◆ **Task objective**: Reproduce each line of the material exactly, minus any picture.

===============

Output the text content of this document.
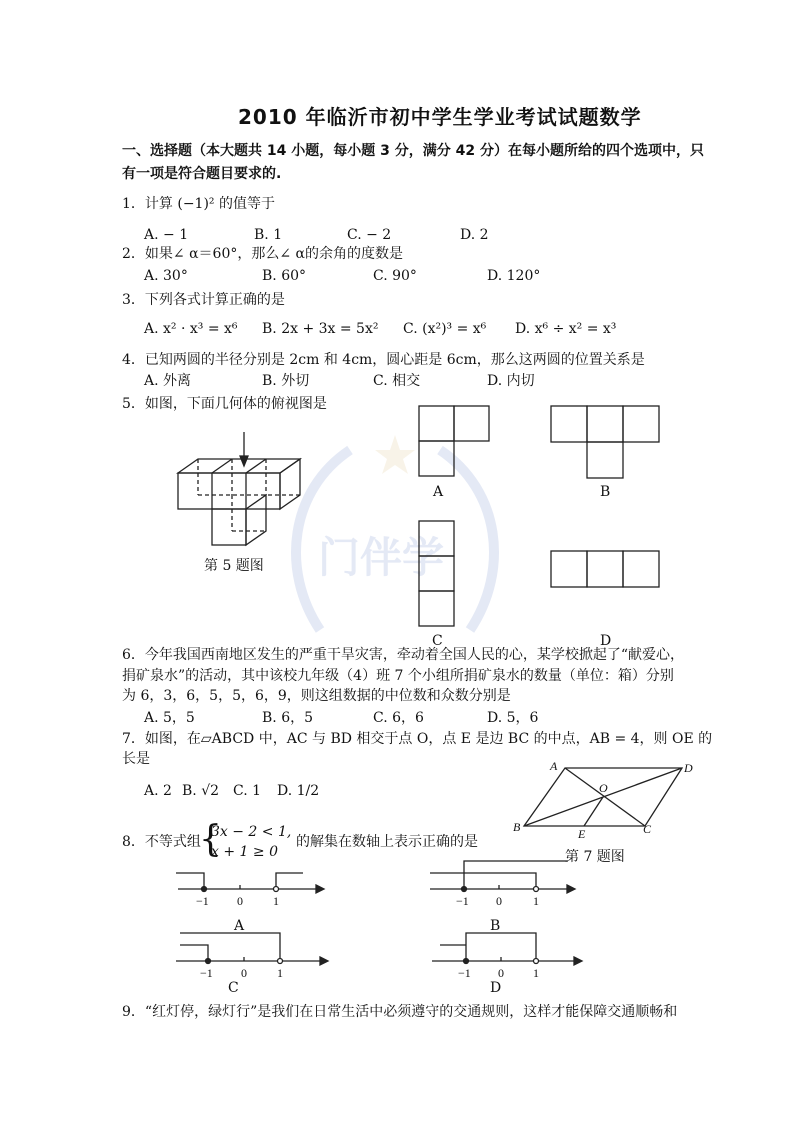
门伴学
2010 年临沂市初中学生学业考试试题数学
一、选择题（本大题共 14 小题，每小题 3 分，满分 42 分）在每小题所给的四个选项中，只
有一项是符合题目要求的.
1．计算 (−1)² 的值等于
A. − 1	B. 1	C. − 2	D. 2
2．如果∠ α＝60°，那么∠ α的余角的度数是
A. 30°	B. 60°	C. 90°	D. 120°
3．下列各式计算正确的是
A. x² · x³ = x⁶ B. 2x + 3x = 5x² C. (x²)³ = x⁶ D. x⁶ ÷ x² = x³
4．已知两圆的半径分别是 2cm 和 4cm，圆心距是 6cm，那么这两圆的位置关系是
A. 外离	B. 外切	C. 相交	D. 内切
5．如图，下面几何体的俯视图是
第 5 题图
A	B
C	D
6．今年我国西南地区发生的严重干旱灾害，牵动着全国人民的心，某学校掀起了“献爱心，
捐矿泉水”的活动，其中该校九年级（4）班 7 个小组所捐矿泉水的数量（单位：箱）分别
为 6，3，6，5，5，6，9，则这组数据的中位数和众数分别是
A. 5，5	B. 6，5	C. 6，6	D. 5，6
7．如图，在▱ABCD 中，AC 与 BD 相交于点 O，点 E 是边 BC 的中点，AB = 4，则 OE 的
长是
A. 2 B. √2 C. 1 D. 1/2
A	D
O
B	E	C
第 7 题图
8．不等式组
{
3x − 2 < 1,
x + 1 ≥ 0
的解集在数轴上表示正确的是
−1 0	1
A
−1 0	1
B
−1 0	1
C
−1 0 1
D
9．“红灯停，绿灯行”是我们在日常生活中必须遵守的交通规则，这样才能保障交通顺畅和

===============

◆ **Written reply**:
Output the text content of this document.
门伴学
2010 年临沂市初中学生学业考试试题数学
一、选择题（本大题共 14 小题，每小题 3 分，满分 42 分）在每小题所给的四个选项中，只
有一项是符合题目要求的.
1．计算 (−1)² 的值等于
A. − 1	B. 1	C. − 2	D. 2
2．如果∠ α＝60°，那么∠ α的余角的度数是
A. 30°	B. 60°	C. 90°	D. 120°
3．下列各式计算正确的是
A. x² · x³ = x⁶ B. 2x + 3x = 5x² C. (x²)³ = x⁶ D. x⁶ ÷ x² = x³
4．已知两圆的半径分别是 2cm 和 4cm，圆心距是 6cm，那么这两圆的位置关系是
A. 外离	B. 外切	C. 相交	D. 内切
5．如图，下面几何体的俯视图是
第 5 题图
A	B
C	D
6．今年我国西南地区发生的严重干旱灾害，牵动着全国人民的心，某学校掀起了“献爱心，
捐矿泉水”的活动，其中该校九年级（4）班 7 个小组所捐矿泉水的数量（单位：箱）分别
为 6，3，6，5，5，6，9，则这组数据的中位数和众数分别是
A. 5，5	B. 6，5	C. 6，6	D. 5，6
7．如图，在▱ABCD 中，AC 与 BD 相交于点 O，点 E 是边 BC 的中点，AB = 4，则 OE 的
长是
A. 2 B. √2 C. 1 D. 1/2
A	D
O
B	E	C
第 7 题图
8．不等式组
{
3x − 2 < 1,
x + 1 ≥ 0
的解集在数轴上表示正确的是
−1 0	1
A
−1 0	1
B
−1 0	1
C
−1 0 1
D
9．“红灯停，绿灯行”是我们在日常生活中必须遵守的交通规则，这样才能保障交通顺畅和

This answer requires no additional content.